Stored entries:
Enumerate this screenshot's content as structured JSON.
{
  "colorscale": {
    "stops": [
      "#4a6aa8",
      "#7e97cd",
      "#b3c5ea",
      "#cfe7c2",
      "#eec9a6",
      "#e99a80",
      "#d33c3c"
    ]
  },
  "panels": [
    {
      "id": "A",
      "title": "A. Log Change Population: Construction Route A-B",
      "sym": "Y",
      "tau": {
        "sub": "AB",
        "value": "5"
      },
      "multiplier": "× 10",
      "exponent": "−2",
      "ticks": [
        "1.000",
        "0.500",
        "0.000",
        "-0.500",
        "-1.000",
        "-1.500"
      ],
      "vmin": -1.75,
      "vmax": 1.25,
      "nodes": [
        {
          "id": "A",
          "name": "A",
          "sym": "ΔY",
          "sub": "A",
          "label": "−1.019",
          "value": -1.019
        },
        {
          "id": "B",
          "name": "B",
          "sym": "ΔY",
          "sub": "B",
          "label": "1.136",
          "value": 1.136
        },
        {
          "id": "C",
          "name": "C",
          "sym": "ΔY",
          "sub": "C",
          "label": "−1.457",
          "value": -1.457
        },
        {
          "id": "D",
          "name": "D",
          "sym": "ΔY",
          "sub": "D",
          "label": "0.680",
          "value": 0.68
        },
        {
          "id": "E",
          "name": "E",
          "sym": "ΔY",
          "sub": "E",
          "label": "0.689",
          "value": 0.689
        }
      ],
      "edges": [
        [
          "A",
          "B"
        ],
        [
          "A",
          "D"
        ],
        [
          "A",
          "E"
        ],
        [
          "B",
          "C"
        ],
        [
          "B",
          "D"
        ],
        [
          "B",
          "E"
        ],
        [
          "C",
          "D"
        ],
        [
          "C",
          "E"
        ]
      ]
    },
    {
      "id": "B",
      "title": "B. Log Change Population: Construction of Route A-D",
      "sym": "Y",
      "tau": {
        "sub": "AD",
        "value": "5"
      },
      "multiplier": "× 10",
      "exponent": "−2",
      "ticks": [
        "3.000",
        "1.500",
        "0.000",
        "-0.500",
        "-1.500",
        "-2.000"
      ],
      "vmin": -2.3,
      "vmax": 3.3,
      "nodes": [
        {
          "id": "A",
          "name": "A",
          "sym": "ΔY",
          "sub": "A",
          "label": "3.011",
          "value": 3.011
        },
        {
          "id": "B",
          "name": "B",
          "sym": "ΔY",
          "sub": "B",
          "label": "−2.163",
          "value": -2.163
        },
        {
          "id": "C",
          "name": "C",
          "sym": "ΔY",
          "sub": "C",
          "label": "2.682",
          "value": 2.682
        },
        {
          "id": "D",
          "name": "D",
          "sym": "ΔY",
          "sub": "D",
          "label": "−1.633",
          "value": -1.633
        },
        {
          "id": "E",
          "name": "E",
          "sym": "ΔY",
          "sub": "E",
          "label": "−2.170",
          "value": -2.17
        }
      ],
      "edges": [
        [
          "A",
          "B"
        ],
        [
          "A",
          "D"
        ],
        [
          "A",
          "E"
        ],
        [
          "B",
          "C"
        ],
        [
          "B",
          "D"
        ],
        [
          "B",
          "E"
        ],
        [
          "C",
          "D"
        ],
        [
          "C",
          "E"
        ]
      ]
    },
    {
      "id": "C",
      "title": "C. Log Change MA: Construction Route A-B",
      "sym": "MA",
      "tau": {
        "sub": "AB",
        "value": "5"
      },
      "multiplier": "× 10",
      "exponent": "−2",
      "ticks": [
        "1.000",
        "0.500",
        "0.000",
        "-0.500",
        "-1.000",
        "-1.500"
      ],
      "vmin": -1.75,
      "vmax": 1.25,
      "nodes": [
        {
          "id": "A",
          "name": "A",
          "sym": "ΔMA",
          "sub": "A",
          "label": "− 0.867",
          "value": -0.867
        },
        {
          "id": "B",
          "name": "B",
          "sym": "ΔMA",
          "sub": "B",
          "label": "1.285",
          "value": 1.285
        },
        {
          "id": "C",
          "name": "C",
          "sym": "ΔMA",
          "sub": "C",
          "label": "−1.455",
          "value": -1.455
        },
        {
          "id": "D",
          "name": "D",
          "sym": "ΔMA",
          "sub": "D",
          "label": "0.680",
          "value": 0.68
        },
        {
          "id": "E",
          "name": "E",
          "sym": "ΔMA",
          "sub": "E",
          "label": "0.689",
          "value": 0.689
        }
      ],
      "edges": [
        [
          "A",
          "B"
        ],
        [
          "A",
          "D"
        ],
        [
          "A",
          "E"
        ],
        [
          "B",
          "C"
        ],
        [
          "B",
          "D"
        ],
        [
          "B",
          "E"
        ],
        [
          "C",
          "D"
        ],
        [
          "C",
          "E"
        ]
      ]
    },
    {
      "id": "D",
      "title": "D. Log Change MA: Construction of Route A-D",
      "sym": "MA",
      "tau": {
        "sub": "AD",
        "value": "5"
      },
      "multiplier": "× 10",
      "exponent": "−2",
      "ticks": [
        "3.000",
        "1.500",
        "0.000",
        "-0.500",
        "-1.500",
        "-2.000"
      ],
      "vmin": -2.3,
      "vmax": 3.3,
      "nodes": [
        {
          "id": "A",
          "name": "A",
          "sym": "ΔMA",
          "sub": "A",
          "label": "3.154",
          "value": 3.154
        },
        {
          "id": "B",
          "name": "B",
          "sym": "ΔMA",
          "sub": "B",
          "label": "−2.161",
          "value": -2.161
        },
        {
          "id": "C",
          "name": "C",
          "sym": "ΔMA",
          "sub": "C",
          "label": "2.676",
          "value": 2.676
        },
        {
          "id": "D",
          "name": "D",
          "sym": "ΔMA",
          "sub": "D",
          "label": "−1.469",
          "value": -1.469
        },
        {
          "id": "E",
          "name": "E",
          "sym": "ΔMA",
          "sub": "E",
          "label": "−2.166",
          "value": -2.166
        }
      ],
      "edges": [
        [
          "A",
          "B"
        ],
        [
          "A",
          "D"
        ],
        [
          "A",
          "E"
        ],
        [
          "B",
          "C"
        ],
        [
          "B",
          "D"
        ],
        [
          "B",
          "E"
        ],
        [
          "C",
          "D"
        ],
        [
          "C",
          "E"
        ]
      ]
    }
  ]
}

* [Task brief]:
Write out every entry exactly as given.

* [Solution to this problem]:
Enumerate this screenshot's content as structured JSON.
{
  "colorscale": {
    "stops": [
      "#4a6aa8",
      "#7e97cd",
      "#b3c5ea",
      "#cfe7c2",
      "#eec9a6",
      "#e99a80",
      "#d33c3c"
    ]
  },
  "panels": [
    {
      "id": "A",
      "title": "A. Log Change Population: Construction Route A-B",
      "sym": "Y",
      "tau": {
        "sub": "AB",
        "value": "5"
      },
      "multiplier": "× 10",
      "exponent": "−2",
      "ticks": [
        "1.000",
        "0.500",
        "0.000",
        "-0.500",
        "-1.000",
        "-1.500"
      ],
      "vmin": -1.75,
      "vmax": 1.25,
      "nodes": [
        {
          "id": "A",
          "name": "A",
          "sym": "ΔY",
          "sub": "A",
          "label": "−1.019",
          "value": -1.019
        },
        {
          "id": "B",
          "name": "B",
          "sym": "ΔY",
          "sub": "B",
          "label": "1.136",
          "value": 1.136
        },
        {
          "id": "C",
          "name": "C",
          "sym": "ΔY",
          "sub": "C",
          "label": "−1.457",
          "value": -1.457
        },
        {
          "id": "D",
          "name": "D",
          "sym": "ΔY",
          "sub": "D",
          "label": "0.680",
          "value": 0.68
        },
        {
          "id": "E",
          "name": "E",
          "sym": "ΔY",
          "sub": "E",
          "label": "0.689",
          "value": 0.689
        }
      ],
      "edges": [
        [
          "A",
          "B"
        ],
        [
          "A",
          "D"
        ],
        [
          "A",
          "E"
        ],
        [
          "B",
          "C"
        ],
        [
          "B",
          "D"
        ],
        [
          "B",
          "E"
        ],
        [
          "C",
          "D"
        ],
        [
          "C",
          "E"
        ]
      ]
    },
    {
      "id": "B",
      "title": "B. Log Change Population: Construction of Route A-D",
      "sym": "Y",
      "tau": {
        "sub": "AD",
        "value": "5"
      },
      "multiplier": "× 10",
      "exponent": "−2",
      "ticks": [
        "3.000",
        "1.500",
        "0.000",
        "-0.500",
        "-1.500",
        "-2.000"
      ],
      "vmin": -2.3,
      "vmax": 3.3,
      "nodes": [
        {
          "id": "A",
          "name": "A",
          "sym": "ΔY",
          "sub": "A",
          "label": "3.011",
          "value": 3.011
        },
        {
          "id": "B",
          "name": "B",
          "sym": "ΔY",
          "sub": "B",
          "label": "−2.163",
          "value": -2.163
        },
        {
          "id": "C",
          "name": "C",
          "sym": "ΔY",
          "sub": "C",
          "label": "2.682",
          "value": 2.682
        },
        {
          "id": "D",
          "name": "D",
          "sym": "ΔY",
          "sub": "D",
          "label": "−1.633",
          "value": -1.633
        },
        {
          "id": "E",
          "name": "E",
          "sym": "ΔY",
          "sub": "E",
          "label": "−2.170",
          "value": -2.17
        }
      ],
      "edges": [
        [
          "A",
          "B"
        ],
        [
          "A",
          "D"
        ],
        [
          "A",
          "E"
        ],
        [
          "B",
          "C"
        ],
        [
          "B",
          "D"
        ],
        [
          "B",
          "E"
        ],
        [
          "C",
          "D"
        ],
        [
          "C",
          "E"
        ]
      ]
    },
    {
      "id": "C",
      "title": "C. Log Change MA: Construction Route A-B",
      "sym": "MA",
      "tau": {
        "sub": "AB",
        "value": "5"
      },
      "multiplier": "× 10",
      "exponent": "−2",
      "ticks": [
        "1.000",
        "0.500",
        "0.000",
        "-0.500",
        "-1.000",
        "-1.500"
      ],
      "vmin": -1.75,
      "vmax": 1.25,
      "nodes": [
        {
          "id": "A",
          "name": "A",
          "sym": "ΔMA",
          "sub": "A",
          "label": "− 0.867",
          "value": -0.867
        },
        {
          "id": "B",
          "name": "B",
          "sym": "ΔMA",
          "sub": "B",
          "label": "1.285",
          "value": 1.285
        },
        {
          "id": "C",
          "name": "C",
          "sym": "ΔMA",
          "sub": "C",
          "label": "−1.455",
          "value": -1.455
        },
        {
          "id": "D",
          "name": "D",
          "sym": "ΔMA",
          "sub": "D",
          "label": "0.680",
          "value": 0.68
        },
        {
          "id": "E",
          "name": "E",
          "sym": "ΔMA",
          "sub": "E",
          "label": "0.689",
          "value": 0.689
        }
      ],
      "edges": [
        [
          "A",
          "B"
        ],
        [
          "A",
          "D"
        ],
        [
          "A",
          "E"
        ],
        [
          "B",
          "C"
        ],
        [
          "B",
          "D"
        ],
        [
          "B",
          "E"
        ],
        [
          "C",
          "D"
        ],
        [
          "C",
          "E"
        ]
      ]
    },
    {
      "id": "D",
      "title": "D. Log Change MA: Construction of Route A-D",
      "sym": "MA",
      "tau": {
        "sub": "AD",
        "value": "5"
      },
      "multiplier": "× 10",
      "exponent": "−2",
      "ticks": [
        "3.000",
        "1.500",
        "0.000",
        "-0.500",
        "-1.500",
        "-2.000"
      ],
      "vmin": -2.3,
      "vmax": 3.3,
      "nodes": [
        {
          "id": "A",
          "name": "A",
          "sym": "ΔMA",
          "sub": "A",
          "label": "3.154",
          "value": 3.154
        },
        {
          "id": "B",
          "name": "B",
          "sym": "ΔMA",
          "sub": "B",
          "label": "−2.161",
          "value": -2.161
        },
        {
          "id": "C",
          "name": "C",
          "sym": "ΔMA",
          "sub": "C",
          "label": "2.676",
          "value": 2.676
        },
        {
          "id": "D",
          "name": "D",
          "sym": "ΔMA",
          "sub": "D",
          "label": "−1.469",
          "value": -1.469
        },
        {
          "id": "E",
          "name": "E",
          "sym": "ΔMA",
          "sub": "E",
          "label": "−2.166",
          "value": -2.166
        }
      ],
      "edges": [
        [
          "A",
          "B"
        ],
        [
          "A",
          "D"
        ],
        [
          "A",
          "E"
        ],
        [
          "B",
          "C"
        ],
        [
          "B",
          "D"
        ],
        [
          "B",
          "E"
        ],
        [
          "C",
          "D"
        ],
        [
          "C",
          "E"
        ]
      ]
    }
  ]
}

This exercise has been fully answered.